Using the listing, copy each whole line that features "pipetted".

Segment Start: Data provided

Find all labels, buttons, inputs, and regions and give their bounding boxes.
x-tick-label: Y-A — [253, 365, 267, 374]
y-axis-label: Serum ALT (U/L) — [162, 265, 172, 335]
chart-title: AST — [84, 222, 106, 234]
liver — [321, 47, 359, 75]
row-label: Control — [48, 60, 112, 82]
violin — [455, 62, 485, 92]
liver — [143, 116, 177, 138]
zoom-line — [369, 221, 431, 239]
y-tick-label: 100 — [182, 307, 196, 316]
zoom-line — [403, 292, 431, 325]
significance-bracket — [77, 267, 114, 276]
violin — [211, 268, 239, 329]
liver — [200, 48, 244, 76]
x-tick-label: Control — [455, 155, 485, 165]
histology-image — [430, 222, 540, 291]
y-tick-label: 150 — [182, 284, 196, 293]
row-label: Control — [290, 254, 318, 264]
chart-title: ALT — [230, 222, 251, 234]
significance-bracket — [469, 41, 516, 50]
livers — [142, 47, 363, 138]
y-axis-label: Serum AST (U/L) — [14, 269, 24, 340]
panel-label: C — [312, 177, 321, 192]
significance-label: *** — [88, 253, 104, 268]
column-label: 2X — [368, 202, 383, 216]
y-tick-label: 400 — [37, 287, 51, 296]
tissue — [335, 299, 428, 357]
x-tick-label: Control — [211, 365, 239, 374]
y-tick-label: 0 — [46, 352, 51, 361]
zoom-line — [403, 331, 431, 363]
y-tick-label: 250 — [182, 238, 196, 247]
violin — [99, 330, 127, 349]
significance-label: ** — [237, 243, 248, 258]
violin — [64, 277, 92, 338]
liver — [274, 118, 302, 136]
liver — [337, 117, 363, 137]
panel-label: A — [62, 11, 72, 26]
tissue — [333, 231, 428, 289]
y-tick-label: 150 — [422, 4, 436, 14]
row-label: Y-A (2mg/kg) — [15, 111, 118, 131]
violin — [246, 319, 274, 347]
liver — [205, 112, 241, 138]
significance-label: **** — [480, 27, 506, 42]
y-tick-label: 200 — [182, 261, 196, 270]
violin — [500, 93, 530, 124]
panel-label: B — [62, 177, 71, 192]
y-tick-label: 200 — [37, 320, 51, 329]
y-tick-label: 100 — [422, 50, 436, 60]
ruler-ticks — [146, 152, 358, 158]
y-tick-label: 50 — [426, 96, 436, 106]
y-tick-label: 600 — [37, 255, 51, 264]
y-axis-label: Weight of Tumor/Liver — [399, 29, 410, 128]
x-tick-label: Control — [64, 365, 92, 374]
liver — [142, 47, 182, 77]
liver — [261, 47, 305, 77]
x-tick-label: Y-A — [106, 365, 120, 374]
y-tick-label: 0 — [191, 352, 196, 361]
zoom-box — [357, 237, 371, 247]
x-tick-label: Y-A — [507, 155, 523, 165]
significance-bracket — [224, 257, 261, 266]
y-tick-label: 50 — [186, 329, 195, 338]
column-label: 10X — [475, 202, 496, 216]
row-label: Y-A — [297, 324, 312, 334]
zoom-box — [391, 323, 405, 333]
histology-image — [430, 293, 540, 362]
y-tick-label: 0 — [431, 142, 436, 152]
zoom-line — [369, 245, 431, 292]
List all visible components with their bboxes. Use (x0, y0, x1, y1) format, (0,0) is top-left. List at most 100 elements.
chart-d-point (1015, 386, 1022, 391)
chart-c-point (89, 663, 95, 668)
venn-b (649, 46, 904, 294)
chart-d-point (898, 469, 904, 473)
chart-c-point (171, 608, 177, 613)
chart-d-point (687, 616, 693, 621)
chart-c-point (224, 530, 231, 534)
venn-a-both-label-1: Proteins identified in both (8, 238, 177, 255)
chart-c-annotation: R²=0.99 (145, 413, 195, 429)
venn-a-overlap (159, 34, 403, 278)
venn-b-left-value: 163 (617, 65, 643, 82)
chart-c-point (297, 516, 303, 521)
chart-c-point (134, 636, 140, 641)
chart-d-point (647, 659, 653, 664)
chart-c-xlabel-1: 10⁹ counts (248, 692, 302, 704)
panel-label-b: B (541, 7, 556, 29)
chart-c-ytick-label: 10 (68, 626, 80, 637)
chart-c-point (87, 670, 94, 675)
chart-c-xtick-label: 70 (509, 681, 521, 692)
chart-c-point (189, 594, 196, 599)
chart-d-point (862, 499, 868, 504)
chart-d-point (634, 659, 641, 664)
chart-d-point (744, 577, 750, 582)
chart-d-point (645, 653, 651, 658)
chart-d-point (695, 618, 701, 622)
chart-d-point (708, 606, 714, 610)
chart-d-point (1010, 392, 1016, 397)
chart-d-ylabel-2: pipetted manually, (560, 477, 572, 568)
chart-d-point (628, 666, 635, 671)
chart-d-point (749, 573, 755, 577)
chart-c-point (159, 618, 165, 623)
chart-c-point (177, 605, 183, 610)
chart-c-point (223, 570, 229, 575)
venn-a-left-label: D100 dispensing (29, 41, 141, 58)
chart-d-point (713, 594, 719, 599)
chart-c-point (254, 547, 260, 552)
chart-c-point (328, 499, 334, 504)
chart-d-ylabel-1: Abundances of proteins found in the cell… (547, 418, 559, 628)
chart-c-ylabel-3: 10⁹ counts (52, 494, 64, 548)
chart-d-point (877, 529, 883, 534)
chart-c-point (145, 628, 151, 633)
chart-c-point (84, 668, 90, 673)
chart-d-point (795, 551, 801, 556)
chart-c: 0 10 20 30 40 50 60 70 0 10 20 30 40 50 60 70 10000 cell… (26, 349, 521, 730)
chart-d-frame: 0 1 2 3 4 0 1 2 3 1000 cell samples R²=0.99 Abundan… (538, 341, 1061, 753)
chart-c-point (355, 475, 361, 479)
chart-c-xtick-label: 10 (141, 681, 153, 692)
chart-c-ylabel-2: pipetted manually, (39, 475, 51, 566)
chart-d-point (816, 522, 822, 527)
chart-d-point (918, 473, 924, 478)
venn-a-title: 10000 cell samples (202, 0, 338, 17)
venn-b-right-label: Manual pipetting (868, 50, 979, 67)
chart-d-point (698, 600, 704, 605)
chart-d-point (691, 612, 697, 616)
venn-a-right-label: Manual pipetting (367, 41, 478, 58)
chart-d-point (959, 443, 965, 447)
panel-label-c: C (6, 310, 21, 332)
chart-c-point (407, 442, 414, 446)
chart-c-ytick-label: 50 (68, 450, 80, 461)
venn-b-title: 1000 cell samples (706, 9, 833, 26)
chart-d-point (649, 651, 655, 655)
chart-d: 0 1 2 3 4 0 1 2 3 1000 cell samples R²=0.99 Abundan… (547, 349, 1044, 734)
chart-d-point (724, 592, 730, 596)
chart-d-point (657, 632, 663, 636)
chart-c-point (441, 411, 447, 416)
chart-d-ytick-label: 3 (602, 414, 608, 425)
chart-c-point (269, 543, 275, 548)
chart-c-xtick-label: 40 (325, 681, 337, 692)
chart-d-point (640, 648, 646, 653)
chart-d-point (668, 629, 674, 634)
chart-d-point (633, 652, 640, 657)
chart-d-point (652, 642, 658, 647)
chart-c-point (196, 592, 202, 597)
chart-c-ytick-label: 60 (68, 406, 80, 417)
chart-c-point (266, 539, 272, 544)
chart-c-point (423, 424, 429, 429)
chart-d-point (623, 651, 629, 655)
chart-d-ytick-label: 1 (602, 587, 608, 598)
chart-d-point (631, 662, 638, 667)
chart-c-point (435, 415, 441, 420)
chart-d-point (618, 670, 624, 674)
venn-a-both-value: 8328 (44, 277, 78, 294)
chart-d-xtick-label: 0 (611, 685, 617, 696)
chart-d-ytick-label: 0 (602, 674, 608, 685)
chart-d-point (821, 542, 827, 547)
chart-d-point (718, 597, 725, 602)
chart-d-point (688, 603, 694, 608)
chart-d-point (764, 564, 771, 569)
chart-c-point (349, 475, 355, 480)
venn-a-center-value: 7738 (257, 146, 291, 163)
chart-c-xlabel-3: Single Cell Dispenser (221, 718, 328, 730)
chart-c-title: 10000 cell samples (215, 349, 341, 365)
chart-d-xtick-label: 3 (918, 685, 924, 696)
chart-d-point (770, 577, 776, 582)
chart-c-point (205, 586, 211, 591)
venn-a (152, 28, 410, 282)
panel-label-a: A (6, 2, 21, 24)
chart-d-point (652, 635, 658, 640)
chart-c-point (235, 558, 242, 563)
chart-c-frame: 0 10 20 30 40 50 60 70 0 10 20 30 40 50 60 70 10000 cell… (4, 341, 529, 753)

Segment End: Data provided

**Result**
chart-d-ylabel-2: pipetted manually, (560, 477, 572, 568)
chart-c-ylabel-2: pipetted manually, (39, 475, 51, 566)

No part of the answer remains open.